Dataset records on visual material:

• • • •

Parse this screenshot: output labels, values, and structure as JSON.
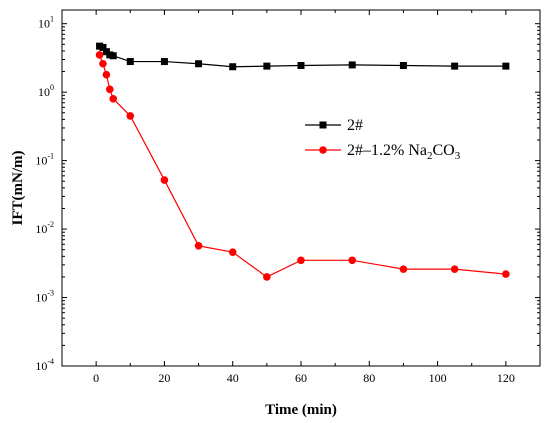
{
  "chart_data": {
    "type": "line",
    "xlabel": "Time (min)",
    "ylabel": "IFT(mN/m)",
    "xlim": [
      -10,
      130
    ],
    "ylim_log10": [
      -4,
      1.2
    ],
    "y_scale": "log",
    "x_ticks": [
      0,
      20,
      40,
      60,
      80,
      100,
      120
    ],
    "x_tick_labels": [
      "0",
      "20",
      "40",
      "60",
      "80",
      "100",
      "120"
    ],
    "y_ticks": [
      -4,
      -3,
      -2,
      -1,
      0,
      1
    ],
    "y_tick_mantissa": "10",
    "y_tick_exponents": [
      "-4",
      "-3",
      "-2",
      "-1",
      "0",
      "1"
    ],
    "legend_position": "center-right",
    "series": [
      {
        "name": "2#",
        "color": "#000000",
        "marker": "square",
        "x": [
          1,
          2,
          3,
          4,
          5,
          10,
          20,
          30,
          40,
          50,
          60,
          75,
          90,
          105,
          120
        ],
        "y": [
          4.7,
          4.5,
          3.9,
          3.5,
          3.4,
          2.8,
          2.8,
          2.6,
          2.35,
          2.4,
          2.45,
          2.5,
          2.45,
          2.4,
          2.4
        ]
      },
      {
        "name": "2#-1.2% Na2CO3",
        "color": "#ff0000",
        "marker": "circle",
        "x": [
          1,
          2,
          3,
          4,
          5,
          10,
          20,
          30,
          40,
          50,
          60,
          75,
          90,
          105,
          120
        ],
        "y": [
          3.5,
          2.6,
          1.8,
          1.1,
          0.8,
          0.45,
          0.052,
          0.0057,
          0.0046,
          0.002,
          0.0035,
          0.0035,
          0.0026,
          0.0026,
          0.0022
        ]
      }
    ],
    "legend_labels": {
      "s1": "2#",
      "s2_prefix": "2#–1.2% Na",
      "s2_sub1": "2",
      "s2_mid": "CO",
      "s2_sub2": "3"
    }
  }
}
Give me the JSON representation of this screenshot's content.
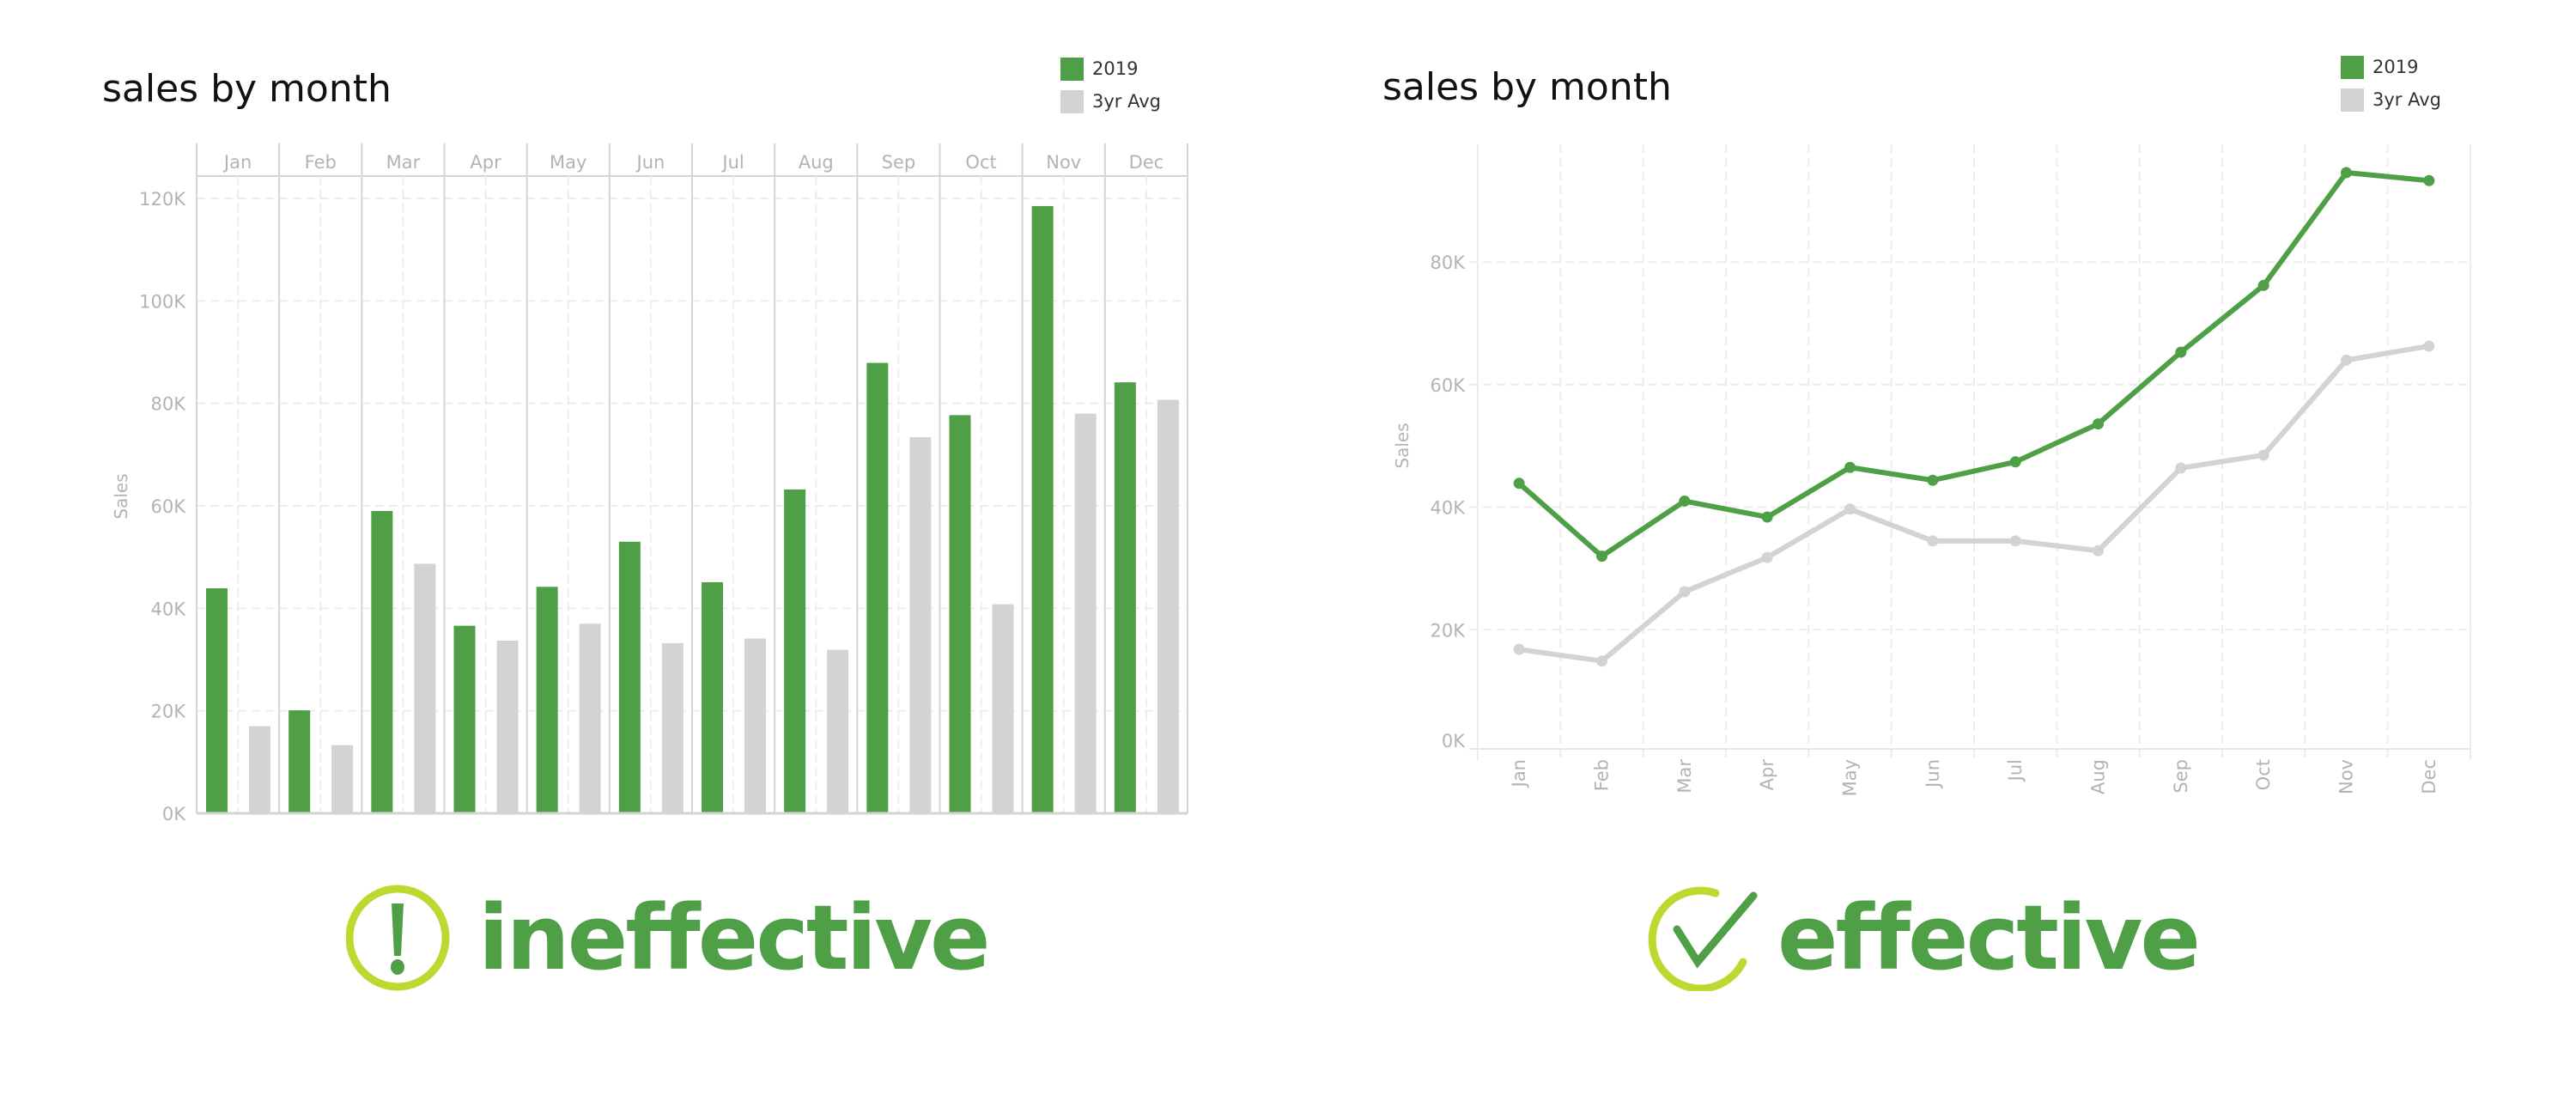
{
  "colors": {
    "primary": "#4f9f47",
    "secondary": "#d3d3d3",
    "accent_ring": "#c0d730",
    "axis_text": "#b3b3b3",
    "divider": "#d4d4d4",
    "grid": "#ececec"
  },
  "left_panel": {
    "title": "sales by month",
    "legend": [
      {
        "label": "2019",
        "color": "#4f9f47"
      },
      {
        "label": "3yr Avg",
        "color": "#d3d3d3"
      }
    ],
    "verdict": {
      "icon": "exclamation-circle-icon",
      "label": "ineffective"
    }
  },
  "right_panel": {
    "title": "sales by month",
    "legend": [
      {
        "label": "2019",
        "color": "#4f9f47"
      },
      {
        "label": "3yr Avg",
        "color": "#d3d3d3"
      }
    ],
    "verdict": {
      "icon": "checkmark-circle-icon",
      "label": "effective"
    }
  },
  "chart_data": [
    {
      "type": "bar",
      "title": "sales by month",
      "xlabel": "",
      "ylabel": "Sales",
      "categories": [
        "Jan",
        "Feb",
        "Mar",
        "Apr",
        "May",
        "Jun",
        "Jul",
        "Aug",
        "Sep",
        "Oct",
        "Nov",
        "Dec"
      ],
      "series": [
        {
          "name": "2019",
          "values": [
            43900,
            20100,
            59000,
            36600,
            44200,
            53000,
            45100,
            63200,
            87900,
            77700,
            118500,
            84100
          ]
        },
        {
          "name": "3yr Avg",
          "values": [
            17000,
            13300,
            48700,
            33700,
            37000,
            33200,
            34100,
            31900,
            73400,
            40800,
            78000,
            80700
          ]
        }
      ],
      "yticks": [
        "0K",
        "20K",
        "40K",
        "60K",
        "80K",
        "100K",
        "120K"
      ],
      "ylim": [
        0,
        120000
      ],
      "grid": true,
      "legend_position": "top-right",
      "layout": "month columns as header panes, grouped bars"
    },
    {
      "type": "line",
      "title": "sales by month",
      "xlabel": "",
      "ylabel": "Sales",
      "categories": [
        "Jan",
        "Feb",
        "Mar",
        "Apr",
        "May",
        "Jun",
        "Jul",
        "Aug",
        "Sep",
        "Oct",
        "Nov",
        "Dec"
      ],
      "series": [
        {
          "name": "2019",
          "values": [
            43900,
            32000,
            41000,
            38400,
            46500,
            44400,
            47400,
            53600,
            65300,
            76200,
            94600,
            93300
          ]
        },
        {
          "name": "3yr Avg",
          "values": [
            16800,
            14900,
            26200,
            31800,
            39700,
            34500,
            34500,
            32900,
            46400,
            48500,
            64000,
            66300
          ]
        }
      ],
      "yticks": [
        "0K",
        "20K",
        "40K",
        "60K",
        "80K"
      ],
      "ylim": [
        0,
        100000
      ],
      "grid": true,
      "legend_position": "top-right",
      "x_tick_rotation": -90
    }
  ]
}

• • • •

# [Exercise instructions]
Return every line of the records exactly as given, pictures excluded.

# [Result of this task]
Parse this screenshot: output labels, values, and structure as JSON.
{
  "chart_data": {
    "type": "line",
    "xlabel": "Time (min)",
    "ylabel": "IFT(mN/m)",
    "xlim": [
      -10,
      130
    ],
    "ylim_log10": [
      -4,
      1.2
    ],
    "y_scale": "log",
    "x_ticks": [
      0,
      20,
      40,
      60,
      80,
      100,
      120
    ],
    "x_tick_labels": [
      "0",
      "20",
      "40",
      "60",
      "80",
      "100",
      "120"
    ],
    "y_ticks": [
      -4,
      -3,
      -2,
      -1,
      0,
      1
    ],
    "y_tick_mantissa": "10",
    "y_tick_exponents": [
      "-4",
      "-3",
      "-2",
      "-1",
      "0",
      "1"
    ],
    "legend_position": "center-right",
    "series": [
      {
        "name": "2#",
        "color": "#000000",
        "marker": "square",
        "x": [
          1,
          2,
          3,
          4,
          5,
          10,
          20,
          30,
          40,
          50,
          60,
          75,
          90,
          105,
          120
        ],
        "y": [
          4.7,
          4.5,
          3.9,
          3.5,
          3.4,
          2.8,
          2.8,
          2.6,
          2.35,
          2.4,
          2.45,
          2.5,
          2.45,
          2.4,
          2.4
        ]
      },
      {
        "name": "2#-1.2% Na2CO3",
        "color": "#ff0000",
        "marker": "circle",
        "x": [
          1,
          2,
          3,
          4,
          5,
          10,
          20,
          30,
          40,
          50,
          60,
          75,
          90,
          105,
          120
        ],
        "y": [
          3.5,
          2.6,
          1.8,
          1.1,
          0.8,
          0.45,
          0.052,
          0.0057,
          0.0046,
          0.002,
          0.0035,
          0.0035,
          0.0026,
          0.0026,
          0.0022
        ]
      }
    ],
    "legend_labels": {
      "s1": "2#",
      "s2_prefix": "2#–1.2% Na",
      "s2_sub1": "2",
      "s2_mid": "CO",
      "s2_sub2": "3"
    }
  }
}
Give me the JSON representation of this screenshot's content.
{
  "colors": {
    "primary": "#4f9f47",
    "secondary": "#d3d3d3",
    "accent_ring": "#c0d730",
    "axis_text": "#b3b3b3",
    "divider": "#d4d4d4",
    "grid": "#ececec"
  },
  "left_panel": {
    "title": "sales by month",
    "legend": [
      {
        "label": "2019",
        "color": "#4f9f47"
      },
      {
        "label": "3yr Avg",
        "color": "#d3d3d3"
      }
    ],
    "verdict": {
      "icon": "exclamation-circle-icon",
      "label": "ineffective"
    }
  },
  "right_panel": {
    "title": "sales by month",
    "legend": [
      {
        "label": "2019",
        "color": "#4f9f47"
      },
      {
        "label": "3yr Avg",
        "color": "#d3d3d3"
      }
    ],
    "verdict": {
      "icon": "checkmark-circle-icon",
      "label": "effective"
    }
  },
  "chart_data": [
    {
      "type": "bar",
      "title": "sales by month",
      "xlabel": "",
      "ylabel": "Sales",
      "categories": [
        "Jan",
        "Feb",
        "Mar",
        "Apr",
        "May",
        "Jun",
        "Jul",
        "Aug",
        "Sep",
        "Oct",
        "Nov",
        "Dec"
      ],
      "series": [
        {
          "name": "2019",
          "values": [
            43900,
            20100,
            59000,
            36600,
            44200,
            53000,
            45100,
            63200,
            87900,
            77700,
            118500,
            84100
          ]
        },
        {
          "name": "3yr Avg",
          "values": [
            17000,
            13300,
            48700,
            33700,
            37000,
            33200,
            34100,
            31900,
            73400,
            40800,
            78000,
            80700
          ]
        }
      ],
      "yticks": [
        "0K",
        "20K",
        "40K",
        "60K",
        "80K",
        "100K",
        "120K"
      ],
      "ylim": [
        0,
        120000
      ],
      "grid": true,
      "legend_position": "top-right",
      "layout": "month columns as header panes, grouped bars"
    },
    {
      "type": "line",
      "title": "sales by month",
      "xlabel": "",
      "ylabel": "Sales",
      "categories": [
        "Jan",
        "Feb",
        "Mar",
        "Apr",
        "May",
        "Jun",
        "Jul",
        "Aug",
        "Sep",
        "Oct",
        "Nov",
        "Dec"
      ],
      "series": [
        {
          "name": "2019",
          "values": [
            43900,
            32000,
            41000,
            38400,
            46500,
            44400,
            47400,
            53600,
            65300,
            76200,
            94600,
            93300
          ]
        },
        {
          "name": "3yr Avg",
          "values": [
            16800,
            14900,
            26200,
            31800,
            39700,
            34500,
            34500,
            32900,
            46400,
            48500,
            64000,
            66300
          ]
        }
      ],
      "yticks": [
        "0K",
        "20K",
        "40K",
        "60K",
        "80K"
      ],
      "ylim": [
        0,
        100000
      ],
      "grid": true,
      "legend_position": "top-right",
      "x_tick_rotation": -90
    }
  ]
}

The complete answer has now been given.